* **PAGE TEXT**:
# NGD: Custom Mayones Regius 8



## PeteyG (Sep 28, 2011)

So I posted the progress pics of this in another thread here, but since the arrival day is here I figured I would post my first NGD thread since I got the RGA8!

I don't ACTUALLY have the guitar yet, as it got delivered to the brewery where my flatmate and bassist works (we get missed deliveries at this flat quite regularly) but I gave him permission to open her up and take some iPhone pictures. Once he is home and I have had enough time fawning over it I will upload some nice, better quality pictures and perhaps some video also.

Here are all of the photos from the beginning.















And then the photos Leo emailed me from his work just this past 30 minutes.










As I said, better photos and perhaps some video to come later.

Edit: Better photos!


----------



## motomoto (Sep 28, 2011)




----------



## PeteyG (Sep 28, 2011)

Also, Leo got his new Jabba PBH Bass today too, here's an iPhone photo of that.


----------



## Fred the Shred (Sep 28, 2011)

* **RECORDS SUPPLIED**:

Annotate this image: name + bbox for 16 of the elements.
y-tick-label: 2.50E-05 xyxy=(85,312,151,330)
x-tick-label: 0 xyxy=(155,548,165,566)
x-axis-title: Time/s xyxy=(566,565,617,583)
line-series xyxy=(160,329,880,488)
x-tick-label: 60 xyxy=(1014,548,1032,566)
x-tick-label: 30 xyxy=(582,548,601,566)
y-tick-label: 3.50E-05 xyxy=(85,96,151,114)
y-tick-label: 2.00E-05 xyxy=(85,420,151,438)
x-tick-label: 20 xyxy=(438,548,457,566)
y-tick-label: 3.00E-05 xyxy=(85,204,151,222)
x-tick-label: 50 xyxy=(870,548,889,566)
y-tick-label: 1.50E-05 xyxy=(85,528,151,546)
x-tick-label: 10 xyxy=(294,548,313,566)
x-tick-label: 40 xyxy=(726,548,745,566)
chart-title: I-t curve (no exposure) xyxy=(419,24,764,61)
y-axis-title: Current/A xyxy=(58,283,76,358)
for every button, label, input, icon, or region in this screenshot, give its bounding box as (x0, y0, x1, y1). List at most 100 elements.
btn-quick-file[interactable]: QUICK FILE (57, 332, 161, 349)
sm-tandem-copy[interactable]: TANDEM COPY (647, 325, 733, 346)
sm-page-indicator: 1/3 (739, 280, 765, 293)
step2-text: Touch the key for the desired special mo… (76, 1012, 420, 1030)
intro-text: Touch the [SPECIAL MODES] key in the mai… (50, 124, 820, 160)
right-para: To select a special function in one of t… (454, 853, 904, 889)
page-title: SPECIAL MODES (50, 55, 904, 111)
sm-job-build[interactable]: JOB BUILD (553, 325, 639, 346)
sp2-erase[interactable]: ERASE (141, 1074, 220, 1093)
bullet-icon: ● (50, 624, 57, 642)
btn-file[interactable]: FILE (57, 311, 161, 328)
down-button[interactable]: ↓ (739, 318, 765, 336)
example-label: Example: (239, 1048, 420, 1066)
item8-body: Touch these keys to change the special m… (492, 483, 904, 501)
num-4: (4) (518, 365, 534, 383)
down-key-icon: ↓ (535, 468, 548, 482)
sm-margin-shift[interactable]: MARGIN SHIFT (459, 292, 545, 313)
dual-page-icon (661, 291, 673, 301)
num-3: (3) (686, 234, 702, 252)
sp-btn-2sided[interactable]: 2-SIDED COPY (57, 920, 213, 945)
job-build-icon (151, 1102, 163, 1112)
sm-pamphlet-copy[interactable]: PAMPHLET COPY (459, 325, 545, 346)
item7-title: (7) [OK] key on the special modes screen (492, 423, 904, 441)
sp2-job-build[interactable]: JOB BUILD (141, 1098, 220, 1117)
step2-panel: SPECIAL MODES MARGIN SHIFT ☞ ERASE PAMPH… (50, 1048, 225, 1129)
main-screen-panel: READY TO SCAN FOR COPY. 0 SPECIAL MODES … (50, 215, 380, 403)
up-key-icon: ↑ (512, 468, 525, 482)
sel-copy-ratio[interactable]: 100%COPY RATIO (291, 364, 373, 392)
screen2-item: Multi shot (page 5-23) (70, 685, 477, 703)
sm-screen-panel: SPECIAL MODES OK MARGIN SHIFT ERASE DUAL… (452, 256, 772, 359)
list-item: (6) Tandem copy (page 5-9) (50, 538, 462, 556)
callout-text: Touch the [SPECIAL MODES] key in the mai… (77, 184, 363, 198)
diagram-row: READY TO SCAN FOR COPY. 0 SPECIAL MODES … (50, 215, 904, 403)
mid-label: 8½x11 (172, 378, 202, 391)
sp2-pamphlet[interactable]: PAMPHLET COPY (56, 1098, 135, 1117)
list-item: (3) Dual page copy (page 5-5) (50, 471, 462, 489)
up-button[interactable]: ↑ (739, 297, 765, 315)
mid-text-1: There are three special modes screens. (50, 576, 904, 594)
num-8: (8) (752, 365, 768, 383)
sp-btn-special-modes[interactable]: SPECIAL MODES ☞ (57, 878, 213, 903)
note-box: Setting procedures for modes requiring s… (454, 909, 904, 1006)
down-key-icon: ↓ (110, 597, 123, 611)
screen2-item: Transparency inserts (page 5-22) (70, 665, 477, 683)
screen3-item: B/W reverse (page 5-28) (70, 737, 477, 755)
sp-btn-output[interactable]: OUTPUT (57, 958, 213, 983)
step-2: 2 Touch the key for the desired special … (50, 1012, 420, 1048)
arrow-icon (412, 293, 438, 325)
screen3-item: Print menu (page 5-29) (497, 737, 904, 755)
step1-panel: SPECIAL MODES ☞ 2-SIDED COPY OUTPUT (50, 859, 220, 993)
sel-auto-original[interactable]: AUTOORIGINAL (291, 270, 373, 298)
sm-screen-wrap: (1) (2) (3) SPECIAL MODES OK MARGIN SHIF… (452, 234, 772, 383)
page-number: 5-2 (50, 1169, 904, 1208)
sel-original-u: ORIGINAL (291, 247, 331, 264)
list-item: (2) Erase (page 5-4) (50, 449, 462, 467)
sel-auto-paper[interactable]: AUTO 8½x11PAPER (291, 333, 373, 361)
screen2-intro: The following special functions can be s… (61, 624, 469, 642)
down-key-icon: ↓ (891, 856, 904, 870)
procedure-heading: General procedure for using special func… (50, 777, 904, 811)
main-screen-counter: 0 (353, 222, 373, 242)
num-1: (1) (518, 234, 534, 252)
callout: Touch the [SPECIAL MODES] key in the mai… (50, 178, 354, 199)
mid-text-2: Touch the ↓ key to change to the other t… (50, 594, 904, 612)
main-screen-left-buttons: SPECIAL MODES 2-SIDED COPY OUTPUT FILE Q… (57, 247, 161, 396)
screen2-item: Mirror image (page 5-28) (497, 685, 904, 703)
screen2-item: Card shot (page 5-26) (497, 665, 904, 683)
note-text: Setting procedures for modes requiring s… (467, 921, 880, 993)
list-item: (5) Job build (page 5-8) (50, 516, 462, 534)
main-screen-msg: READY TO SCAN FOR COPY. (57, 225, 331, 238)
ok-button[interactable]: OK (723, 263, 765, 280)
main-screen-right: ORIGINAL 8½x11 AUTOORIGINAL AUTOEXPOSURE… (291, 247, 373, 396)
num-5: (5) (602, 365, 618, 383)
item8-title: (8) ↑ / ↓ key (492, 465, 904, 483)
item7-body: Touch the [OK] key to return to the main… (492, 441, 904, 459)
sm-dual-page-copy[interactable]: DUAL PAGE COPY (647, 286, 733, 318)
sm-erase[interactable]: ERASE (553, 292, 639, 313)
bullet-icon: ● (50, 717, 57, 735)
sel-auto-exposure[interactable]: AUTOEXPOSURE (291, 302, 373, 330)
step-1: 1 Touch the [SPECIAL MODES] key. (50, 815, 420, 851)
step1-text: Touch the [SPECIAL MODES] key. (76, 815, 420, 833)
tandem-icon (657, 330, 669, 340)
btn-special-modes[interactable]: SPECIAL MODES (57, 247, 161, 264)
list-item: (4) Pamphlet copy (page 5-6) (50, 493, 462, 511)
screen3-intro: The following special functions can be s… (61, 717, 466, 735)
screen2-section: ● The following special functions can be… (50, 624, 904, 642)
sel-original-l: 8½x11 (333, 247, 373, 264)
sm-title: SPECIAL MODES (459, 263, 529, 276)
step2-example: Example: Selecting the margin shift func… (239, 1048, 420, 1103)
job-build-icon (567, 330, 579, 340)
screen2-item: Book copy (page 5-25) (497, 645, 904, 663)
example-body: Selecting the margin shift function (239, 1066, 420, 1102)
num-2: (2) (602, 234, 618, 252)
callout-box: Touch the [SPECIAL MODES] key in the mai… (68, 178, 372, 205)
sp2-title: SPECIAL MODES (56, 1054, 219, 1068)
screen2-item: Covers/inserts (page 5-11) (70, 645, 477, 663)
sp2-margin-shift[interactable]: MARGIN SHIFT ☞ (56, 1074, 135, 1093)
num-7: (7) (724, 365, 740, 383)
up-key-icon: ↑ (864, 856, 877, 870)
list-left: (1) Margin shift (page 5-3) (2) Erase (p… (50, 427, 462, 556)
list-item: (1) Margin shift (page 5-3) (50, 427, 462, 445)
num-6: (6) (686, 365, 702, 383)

* **WHAT IS ASKED**:
a – Output the passage of the Mayones thread above, from "I don't ACTUALLY" through "some video also.", copied word for word.
b – Answer these questions using the Mayones thread above:
(i) Where was the guitar delivered?
(ii) Which guitar did the poster get before this first NGD thread?
(iii) What did Leo receive that same day?

* **PROBLEM SOLUTIONS**:
a –
I don't ACTUALLY have the guitar yet, as it got delivered to the brewery where my flatmate and bassist works (we get missed deliveries at this flat quite regularly) but I gave him permission to open her up and take some iPhone pictures. Once he is home and I have had enough time fawning over it I will upload some nice, better quality pictures and perhaps some video also.

b –
(i) To the brewery where the poster's flatmate and bassist works.
(ii) The RGA8.
(iii) A new Jabba PBH Bass.